• **Stated exercise A**
Please extract the passage of the 1979 Brazil floods article between "In Minas Gerais and Espírito" and "major global repercussions.", inclusive, copying it word for word.
• **Stated exercise B**
Put every line of the records that follow the 1979 Brazil floods article into a JSON list of strings, one string per line, skipping blank lines and leaving out the pictures.

• **Reading passage**
::::::::
1979 Brazil floods
- Date: January 1979–February 1979
- Location: Bahia, Espírito Santo, Minas Gerais in Brazil;
- Cause: Large accumulation of rain between January and February
- Deaths: 74 (Minas Gerais and Espirito Santo)
- Property damage: Roads, bridges, and walls destroyed;; Paralysis of the EFVM and consequent blockage of the flow of iron ore production;; River floods, floods, collapsed barriers;

= 1979 Brazil floods =

Series of events in eastern Brazil

The 1979 Brazil floods were a series of events that primarily affected the states of Minas Gerais, Bahia, and Espírito Santo.

In Minas Gerais and Espírito Santo, the floods occurred after heavy rains hit the states between January and February of that year. It was the largest natural disaster ever recorded in the region, resulting in 47,776 people left homeless, 74 fatalities, and 4,424 homes affected. A 36-kilometer section of the Vitória-Minas Railway (EFVM) was flooded, causing train traffic to be halted for two weeks and leading to the disruption of iron ore extraction. Highways such as BR-101 were also closed. The event had major global repercussions.

The overflow of the São Francisco River that year also caused flooding in Minas Gerais and Bahia. In Bahia, the primary cause of flooding was the overloading of the Sobradinho Dam. As a result, several municipalities along the São Francisco River were inundated.

== Rains ==
The floods were caused by a significant accumulation of rainfall between January and February 1979 in Espírito Santo and throughout the eastern part of the state of Minas Gerais, resulting from 35 consecutive days of intense and continuous rainfall. On 26 January, the rainfall accumulation was 100.8 mm in Bom Jesus do Galho, 128 mm in Nova Era, 109 mm in Dom Cavati, and 114 mm in Colatina. On 30 January, 132.1 mm were recorded in Aimorés and 164 mm in the municipality of Ipanema, where 216.4 mm had already fallen on 26 January, bringing the total monthly accumulation in Ipanema to 722.2 mm. In Itaguaçu, the accumulated rainfall was 104 mm on 19 January and 127 mm on 31 January. On 1 February, Ipanema recorded 81.6 mm, and the municipality of Timóteo received 131.2 mm. On 2 February, 161.2 mm of rain fell in Belo Oriente, 117.4 mm in Dom Cavati, and 108 mm in Ferros. In the capital of Minas Gerais, Belo Horizonte, the total rainfall accumulation for January and February reached 1,239.8 mm.
::::::::
• **Records supplied**

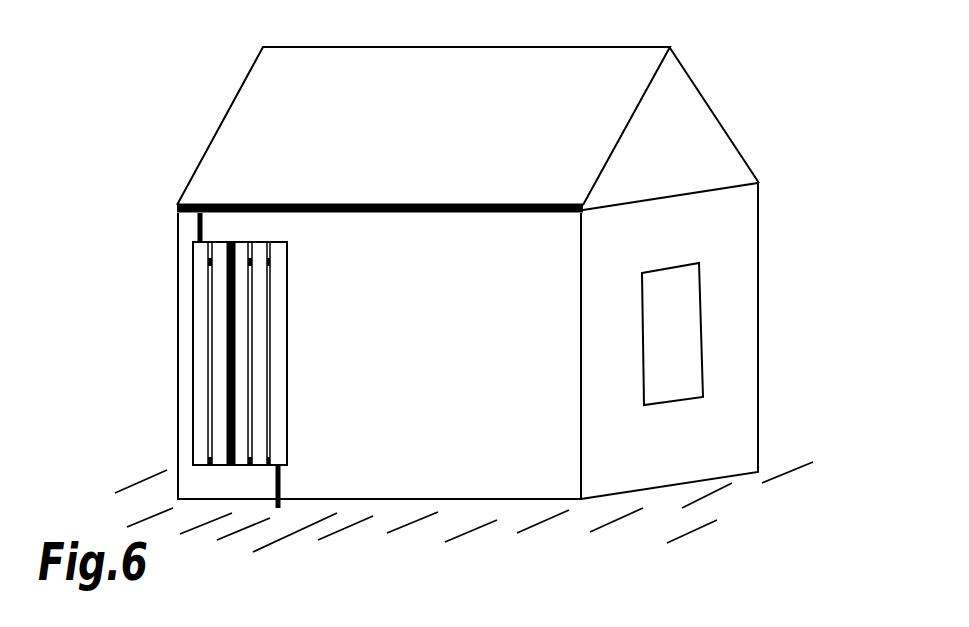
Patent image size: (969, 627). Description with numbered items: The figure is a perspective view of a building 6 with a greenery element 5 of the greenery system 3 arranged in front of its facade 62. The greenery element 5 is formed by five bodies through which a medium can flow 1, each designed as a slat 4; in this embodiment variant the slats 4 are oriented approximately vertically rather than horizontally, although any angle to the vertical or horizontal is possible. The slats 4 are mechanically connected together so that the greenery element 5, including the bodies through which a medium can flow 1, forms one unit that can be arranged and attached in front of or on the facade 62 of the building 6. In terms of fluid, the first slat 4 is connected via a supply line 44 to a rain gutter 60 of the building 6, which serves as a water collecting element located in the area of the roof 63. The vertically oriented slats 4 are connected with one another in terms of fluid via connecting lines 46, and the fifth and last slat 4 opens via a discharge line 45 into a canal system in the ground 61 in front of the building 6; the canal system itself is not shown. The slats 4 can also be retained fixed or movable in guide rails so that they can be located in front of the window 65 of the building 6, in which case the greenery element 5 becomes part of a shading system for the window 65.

The body through which a medium can flow 1 is at (202, 300).
The greenery system 3 is at (142, 225).
The slat 4 is at (192, 270).
The greenery element 5 is at (198, 367).
The building 6 is at (741, 96).
The supply line 44 is at (197, 227).
The discharge line 45 is at (283, 485).
The connecting line 46 is at (215, 467).
The rain gutter 60 is at (207, 206).
The ground 61 is at (143, 498).
The facade 62 is at (528, 475).
The roof 63 is at (237, 127).
The window 65 is at (690, 340).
::::::::
• **Output A**
In Minas Gerais and Espírito Santo, the floods occurred after heavy rains hit the states between January and February of that year. It was the largest natural disaster ever recorded in the region, resulting in 47,776 people left homeless, 74 fatalities, and 4,424 homes affected. A 36-kilometer section of the Vitória-Minas Railway (EFVM) was flooded, causing train traffic to be halted for two weeks and leading to the disruption of iron ore extraction. Highways such as BR-101 were also closed. The event had major global repercussions.

• **Output B**
[
  "Patent image size: (969, 627). Description with numbered items: The figure is a perspective view of a building 6 with a greenery element 5 of the greenery system 3 arranged in front of its facade 62. The greenery element 5 is formed by five bodies through which a medium can flow 1, each designed as a slat 4; in this embodiment variant the slats 4 are oriented approximately vertically rather than horizontally, although any angle to the vertical or horizontal is possible. The slats 4 are mechanically connected together so that the greenery element 5, including the bodies through which a medium can flow 1, forms one unit that can be arranged and attached in front of or on the facade 62 of the building 6. In terms of fluid, the first slat 4 is connected via a supply line 44 to a rain gutter 60 of the building 6, which serves as a water collecting element located in the area of the roof 63. The vertically oriented slats 4 are connected with one another in terms of fluid via connecting lines 46, and the fifth and last slat 4 opens via a discharge line 45 into a canal system in the ground 61 in front of the building 6; the canal system itself is not shown. The slats 4 can also be retained fixed or movable in guide rails so that they can be located in front of the window 65 of the building 6, in which case the greenery element 5 becomes part of a shading system for the window 65.",
  "The body through which a medium can flow 1 is at (202, 300).",
  "The greenery system 3 is at (142, 225).",
  "The slat 4 is at (192, 270).",
  "The greenery element 5 is at (198, 367).",
  "The building 6 is at (741, 96).",
  "The supply line 44 is at (197, 227).",
  "The discharge line 45 is at (283, 485).",
  "The connecting line 46 is at (215, 467).",
  "The rain gutter 60 is at (207, 206).",
  "The ground 61 is at (143, 498).",
  "The facade 62 is at (528, 475).",
  "The roof 63 is at (237, 127).",
  "The window 65 is at (690, 340)."
]